(Collection entries)
■ ■ ■

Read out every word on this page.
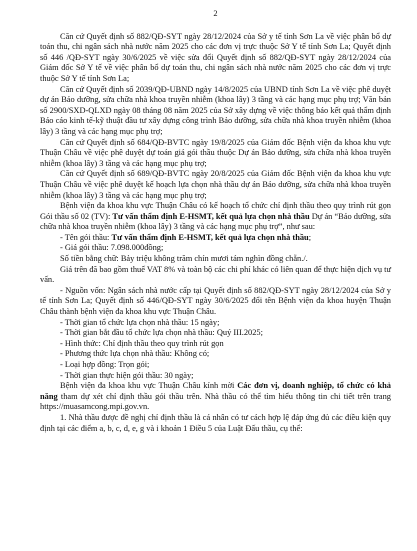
2

Căn cứ Quyết định số 882/QĐ-SYT ngày 28/12/2024 của Sở y tế tỉnh Sơn La về việc phân bổ dự toán thu, chi ngân sách nhà nước năm 2025 cho các đơn vị trực thuộc Sở Y tế tỉnh Sơn La; Quyết định số 446 /QĐ-SYT ngày 30/6/2025 về việc sửa đổi Quyết định số 882/QĐ-SYT ngày 28/12/2024 của Giám đốc Sở Y tế về việc phân bổ dự toán thu, chi ngân sách nhà nước năm 2025 cho các đơn vị trực thuộc Sở Y tế tỉnh Sơn La;

Căn cứ Quyết định số 2039/QĐ-UBND ngày 14/8/2025 của UBND tỉnh Sơn La về việc phê duyệt dự án Bảo dưỡng, sửa chữa nhà khoa truyền nhiễm (khoa lây) 3 tầng và các hạng mục phụ trợ; Văn bản số 2900/SXD-QLXD ngày 08 tháng 08 năm 2025 của Sở xây dựng về việc thông báo kết quả thẩm định Báo cáo kinh tế-kỹ thuật đầu tư xây dựng công trình Bảo dưỡng, sửa chữa nhà khoa truyền nhiễm (khoa lây) 3 tầng và các hạng mục phụ trợ;

Căn cứ Quyết định số 684/QĐ-BVTC ngày 19/8/2025 của Giám đốc Bệnh viện đa khoa khu vực Thuận Châu về việc phê duyệt dự toán giá gói thầu thuộc Dự án Bảo dưỡng, sửa chữa nhà khoa truyền nhiễm (khoa lây) 3 tầng và các hạng mục phụ trợ;

Căn cứ Quyết định số 689/QĐ-BVTC ngày 20/8/2025 của Giám đốc Bệnh viện đa khoa khu vực Thuận Châu về việc phê duyệt kế hoạch lựa chọn nhà thầu dự án Bảo dưỡng, sửa chữa nhà khoa truyền nhiễm (khoa lây) 3 tầng và các hạng mục phụ trợ;

Bệnh viện đa khoa khu vực Thuận Châu có kế hoạch tổ chức chỉ định thầu theo quy trình rút gọn Gói thầu số 02 (TV): Tư vấn thẩm định E-HSMT, kết quả lựa chọn nhà thầu Dự án “Bảo dưỡng, sửa chữa nhà khoa truyền nhiễm (khoa lây) 3 tầng và các hạng mục phụ trợ”, như sau:

- Tên gói thầu: Tư vấn thẩm định E-HSMT, kết quả lựa chọn nhà thầu;

- Giá gói thầu: 7.098.000đồng;

Số tiền bằng chữ: Bảy triệu không trăm chín mươi tám nghìn đồng chẵn./.

Giá trên đã bao gồm thuế VAT 8% và toàn bộ các chi phí khác có liên quan để thực hiện dịch vụ tư vấn.

- Nguồn vốn: Ngân sách nhà nước cấp tại Quyết định số 882/QĐ-SYT ngày 28/12/2024 của Sở y tế tỉnh Sơn La; Quyết định số 446/QĐ-SYT ngày 30/6/2025 đổi tên Bệnh viện đa khoa huyện Thuận Châu thành bệnh viện đa khoa khu vực Thuận Châu.

- Thời gian tổ chức lựa chọn nhà thầu: 15 ngày;

- Thời gian bắt đầu tổ chức lựa chọn nhà thầu: Quý III.2025;

- Hình thức: Chỉ định thầu theo quy trình rút gọn

- Phương thức lựa chọn nhà thầu: Không có;

- Loại hợp đồng: Trọn gói;

- Thời gian thực hiện gói thầu: 30 ngày;

Bệnh viện đa khoa khu vực Thuận Châu kính mời Các đơn vị, doanh nghiệp, tổ chức có khả năng tham dự xét chỉ định thầu gói thầu trên. Nhà thầu có thể tìm hiểu thông tin chi tiết trên trang https://muasamcong.mpi.gov.vn.

1. Nhà thầu được đề nghị chỉ định thầu là cá nhân có tư cách hợp lệ đáp ứng đủ các điều kiện quy định tại các điểm a, b, c, d, e, g và i khoản 1 Điều 5 của Luật Đấu thầu, cụ thể:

■ ■ ■

*WHAT IS BEING ASKED*
Scan the entries above for the word "HSMT" and collect each line holding it.

*FINAL RESULT*
Bệnh viện đa khoa khu vực Thuận Châu có kế hoạch tổ chức chỉ định thầu theo quy trình rút gọn Gói thầu số 02 (TV): Tư vấn thẩm định E-HSMT, kết quả lựa chọn nhà thầu Dự án “Bảo dưỡng, sửa chữa nhà khoa truyền nhiễm (khoa lây) 3 tầng và các hạng mục phụ trợ”, như sau:
- Tên gói thầu: Tư vấn thẩm định E-HSMT, kết quả lựa chọn nhà thầu;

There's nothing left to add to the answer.